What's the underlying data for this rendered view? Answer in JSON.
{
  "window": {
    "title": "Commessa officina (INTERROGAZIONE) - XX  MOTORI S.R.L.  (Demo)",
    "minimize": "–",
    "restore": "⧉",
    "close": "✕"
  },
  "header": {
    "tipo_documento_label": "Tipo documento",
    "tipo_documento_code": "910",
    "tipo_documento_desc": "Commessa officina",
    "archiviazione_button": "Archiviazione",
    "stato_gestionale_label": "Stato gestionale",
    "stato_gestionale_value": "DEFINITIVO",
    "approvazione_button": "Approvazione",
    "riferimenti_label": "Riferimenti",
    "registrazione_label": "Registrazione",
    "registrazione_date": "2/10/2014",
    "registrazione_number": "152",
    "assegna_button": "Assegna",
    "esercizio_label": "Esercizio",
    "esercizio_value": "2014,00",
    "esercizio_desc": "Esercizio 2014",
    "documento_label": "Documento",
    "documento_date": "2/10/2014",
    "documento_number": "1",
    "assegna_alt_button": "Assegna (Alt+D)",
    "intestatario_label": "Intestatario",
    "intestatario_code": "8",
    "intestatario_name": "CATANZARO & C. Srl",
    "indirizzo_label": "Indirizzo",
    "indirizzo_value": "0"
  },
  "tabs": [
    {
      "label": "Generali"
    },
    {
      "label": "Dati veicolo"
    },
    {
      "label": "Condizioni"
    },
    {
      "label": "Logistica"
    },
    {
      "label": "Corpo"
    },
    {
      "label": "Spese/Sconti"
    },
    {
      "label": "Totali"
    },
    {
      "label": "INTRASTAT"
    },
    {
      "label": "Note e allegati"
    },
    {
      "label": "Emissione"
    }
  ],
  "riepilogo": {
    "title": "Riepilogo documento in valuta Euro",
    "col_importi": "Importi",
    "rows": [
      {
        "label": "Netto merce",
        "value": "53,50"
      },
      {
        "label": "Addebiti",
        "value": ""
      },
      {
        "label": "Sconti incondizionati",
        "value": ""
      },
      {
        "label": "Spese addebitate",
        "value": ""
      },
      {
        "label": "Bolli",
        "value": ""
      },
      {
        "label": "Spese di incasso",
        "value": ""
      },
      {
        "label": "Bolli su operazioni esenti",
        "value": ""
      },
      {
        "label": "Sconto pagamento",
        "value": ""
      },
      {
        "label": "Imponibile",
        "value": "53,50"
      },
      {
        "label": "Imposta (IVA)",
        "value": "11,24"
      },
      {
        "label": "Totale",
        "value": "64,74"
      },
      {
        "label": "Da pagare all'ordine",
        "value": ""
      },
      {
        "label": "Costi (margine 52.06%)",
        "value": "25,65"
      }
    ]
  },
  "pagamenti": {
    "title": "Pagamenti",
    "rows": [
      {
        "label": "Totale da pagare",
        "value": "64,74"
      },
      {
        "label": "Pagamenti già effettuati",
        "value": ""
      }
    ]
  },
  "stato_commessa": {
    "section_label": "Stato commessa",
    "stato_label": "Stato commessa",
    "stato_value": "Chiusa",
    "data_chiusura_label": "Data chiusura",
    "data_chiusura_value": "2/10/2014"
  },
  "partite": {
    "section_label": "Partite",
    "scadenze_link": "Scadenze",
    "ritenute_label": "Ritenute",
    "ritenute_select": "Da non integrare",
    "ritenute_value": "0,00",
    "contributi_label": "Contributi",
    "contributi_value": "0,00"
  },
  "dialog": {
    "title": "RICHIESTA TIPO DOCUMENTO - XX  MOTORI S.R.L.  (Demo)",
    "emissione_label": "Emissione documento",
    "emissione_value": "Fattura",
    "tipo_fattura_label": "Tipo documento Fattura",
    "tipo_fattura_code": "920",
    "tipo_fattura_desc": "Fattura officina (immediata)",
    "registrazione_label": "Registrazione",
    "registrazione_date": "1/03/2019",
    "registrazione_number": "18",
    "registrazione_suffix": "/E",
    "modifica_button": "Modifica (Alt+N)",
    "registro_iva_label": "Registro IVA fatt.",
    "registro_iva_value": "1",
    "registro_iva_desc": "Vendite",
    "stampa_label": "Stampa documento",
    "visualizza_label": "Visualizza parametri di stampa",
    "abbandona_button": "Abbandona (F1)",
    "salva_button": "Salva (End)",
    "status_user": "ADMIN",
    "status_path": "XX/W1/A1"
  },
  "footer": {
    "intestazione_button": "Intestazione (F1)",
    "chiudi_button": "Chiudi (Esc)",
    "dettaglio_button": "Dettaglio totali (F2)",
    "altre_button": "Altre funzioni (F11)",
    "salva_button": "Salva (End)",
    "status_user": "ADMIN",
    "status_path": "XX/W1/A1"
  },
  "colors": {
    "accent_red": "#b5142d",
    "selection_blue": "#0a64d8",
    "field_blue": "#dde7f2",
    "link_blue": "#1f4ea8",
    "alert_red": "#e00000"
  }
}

==*==

--- The task ---
Transcribe all of the entries without altering anything.

--- Answer for the task ---
What's the underlying data for this rendered view? Answer in JSON.
{
  "window": {
    "title": "Commessa officina (INTERROGAZIONE) - XX  MOTORI S.R.L.  (Demo)",
    "minimize": "–",
    "restore": "⧉",
    "close": "✕"
  },
  "header": {
    "tipo_documento_label": "Tipo documento",
    "tipo_documento_code": "910",
    "tipo_documento_desc": "Commessa officina",
    "archiviazione_button": "Archiviazione",
    "stato_gestionale_label": "Stato gestionale",
    "stato_gestionale_value": "DEFINITIVO",
    "approvazione_button": "Approvazione",
    "riferimenti_label": "Riferimenti",
    "registrazione_label": "Registrazione",
    "registrazione_date": "2/10/2014",
    "registrazione_number": "152",
    "assegna_button": "Assegna",
    "esercizio_label": "Esercizio",
    "esercizio_value": "2014,00",
    "esercizio_desc": "Esercizio 2014",
    "documento_label": "Documento",
    "documento_date": "2/10/2014",
    "documento_number": "1",
    "assegna_alt_button": "Assegna (Alt+D)",
    "intestatario_label": "Intestatario",
    "intestatario_code": "8",
    "intestatario_name": "CATANZARO & C. Srl",
    "indirizzo_label": "Indirizzo",
    "indirizzo_value": "0"
  },
  "tabs": [
    {
      "label": "Generali"
    },
    {
      "label": "Dati veicolo"
    },
    {
      "label": "Condizioni"
    },
    {
      "label": "Logistica"
    },
    {
      "label": "Corpo"
    },
    {
      "label": "Spese/Sconti"
    },
    {
      "label": "Totali"
    },
    {
      "label": "INTRASTAT"
    },
    {
      "label": "Note e allegati"
    },
    {
      "label": "Emissione"
    }
  ],
  "riepilogo": {
    "title": "Riepilogo documento in valuta Euro",
    "col_importi": "Importi",
    "rows": [
      {
        "label": "Netto merce",
        "value": "53,50"
      },
      {
        "label": "Addebiti",
        "value": ""
      },
      {
        "label": "Sconti incondizionati",
        "value": ""
      },
      {
        "label": "Spese addebitate",
        "value": ""
      },
      {
        "label": "Bolli",
        "value": ""
      },
      {
        "label": "Spese di incasso",
        "value": ""
      },
      {
        "label": "Bolli su operazioni esenti",
        "value": ""
      },
      {
        "label": "Sconto pagamento",
        "value": ""
      },
      {
        "label": "Imponibile",
        "value": "53,50"
      },
      {
        "label": "Imposta (IVA)",
        "value": "11,24"
      },
      {
        "label": "Totale",
        "value": "64,74"
      },
      {
        "label": "Da pagare all'ordine",
        "value": ""
      },
      {
        "label": "Costi (margine 52.06%)",
        "value": "25,65"
      }
    ]
  },
  "pagamenti": {
    "title": "Pagamenti",
    "rows": [
      {
        "label": "Totale da pagare",
        "value": "64,74"
      },
      {
        "label": "Pagamenti già effettuati",
        "value": ""
      }
    ]
  },
  "stato_commessa": {
    "section_label": "Stato commessa",
    "stato_label": "Stato commessa",
    "stato_value": "Chiusa",
    "data_chiusura_label": "Data chiusura",
    "data_chiusura_value": "2/10/2014"
  },
  "partite": {
    "section_label": "Partite",
    "scadenze_link": "Scadenze",
    "ritenute_label": "Ritenute",
    "ritenute_select": "Da non integrare",
    "ritenute_value": "0,00",
    "contributi_label": "Contributi",
    "contributi_value": "0,00"
  },
  "dialog": {
    "title": "RICHIESTA TIPO DOCUMENTO - XX  MOTORI S.R.L.  (Demo)",
    "emissione_label": "Emissione documento",
    "emissione_value": "Fattura",
    "tipo_fattura_label": "Tipo documento Fattura",
    "tipo_fattura_code": "920",
    "tipo_fattura_desc": "Fattura officina (immediata)",
    "registrazione_label": "Registrazione",
    "registrazione_date": "1/03/2019",
    "registrazione_number": "18",
    "registrazione_suffix": "/E",
    "modifica_button": "Modifica (Alt+N)",
    "registro_iva_label": "Registro IVA fatt.",
    "registro_iva_value": "1",
    "registro_iva_desc": "Vendite",
    "stampa_label": "Stampa documento",
    "visualizza_label": "Visualizza parametri di stampa",
    "abbandona_button": "Abbandona (F1)",
    "salva_button": "Salva (End)",
    "status_user": "ADMIN",
    "status_path": "XX/W1/A1"
  },
  "footer": {
    "intestazione_button": "Intestazione (F1)",
    "chiudi_button": "Chiudi (Esc)",
    "dettaglio_button": "Dettaglio totali (F2)",
    "altre_button": "Altre funzioni (F11)",
    "salva_button": "Salva (End)",
    "status_user": "ADMIN",
    "status_path": "XX/W1/A1"
  },
  "colors": {
    "accent_red": "#b5142d",
    "selection_blue": "#0a64d8",
    "field_blue": "#dde7f2",
    "link_blue": "#1f4ea8",
    "alert_red": "#e00000"
  }
}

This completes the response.